_EXERCISE_: Tally up the lines that include "message" and state that number by itself.
## Begin RECORD LIST
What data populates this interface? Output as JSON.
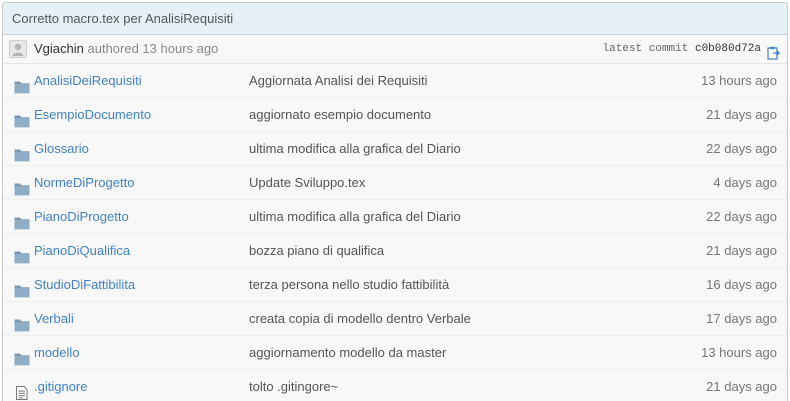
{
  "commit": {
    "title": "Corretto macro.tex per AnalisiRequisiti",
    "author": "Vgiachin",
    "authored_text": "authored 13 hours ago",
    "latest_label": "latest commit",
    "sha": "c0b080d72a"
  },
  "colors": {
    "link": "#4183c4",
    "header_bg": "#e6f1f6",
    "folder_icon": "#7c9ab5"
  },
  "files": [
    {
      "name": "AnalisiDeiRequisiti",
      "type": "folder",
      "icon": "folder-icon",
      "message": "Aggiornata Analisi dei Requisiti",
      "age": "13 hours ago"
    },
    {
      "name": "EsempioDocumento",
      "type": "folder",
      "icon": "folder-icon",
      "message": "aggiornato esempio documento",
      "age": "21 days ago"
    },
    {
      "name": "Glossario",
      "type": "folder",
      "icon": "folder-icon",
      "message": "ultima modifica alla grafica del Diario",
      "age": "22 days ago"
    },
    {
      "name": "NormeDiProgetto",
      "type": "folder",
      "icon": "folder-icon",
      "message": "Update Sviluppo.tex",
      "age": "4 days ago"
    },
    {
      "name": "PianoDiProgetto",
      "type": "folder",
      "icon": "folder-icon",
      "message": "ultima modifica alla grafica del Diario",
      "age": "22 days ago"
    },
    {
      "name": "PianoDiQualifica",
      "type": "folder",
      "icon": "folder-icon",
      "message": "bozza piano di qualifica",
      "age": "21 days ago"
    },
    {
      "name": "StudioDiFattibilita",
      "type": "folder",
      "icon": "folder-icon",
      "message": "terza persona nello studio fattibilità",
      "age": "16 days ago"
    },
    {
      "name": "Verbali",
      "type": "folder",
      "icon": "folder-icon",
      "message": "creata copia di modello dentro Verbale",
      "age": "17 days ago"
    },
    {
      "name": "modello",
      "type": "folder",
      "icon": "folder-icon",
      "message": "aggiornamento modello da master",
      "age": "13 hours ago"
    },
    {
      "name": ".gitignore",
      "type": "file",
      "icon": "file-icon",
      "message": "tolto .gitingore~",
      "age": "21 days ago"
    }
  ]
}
## End RECORD LIST
_EXPECTED ANSWER_: 10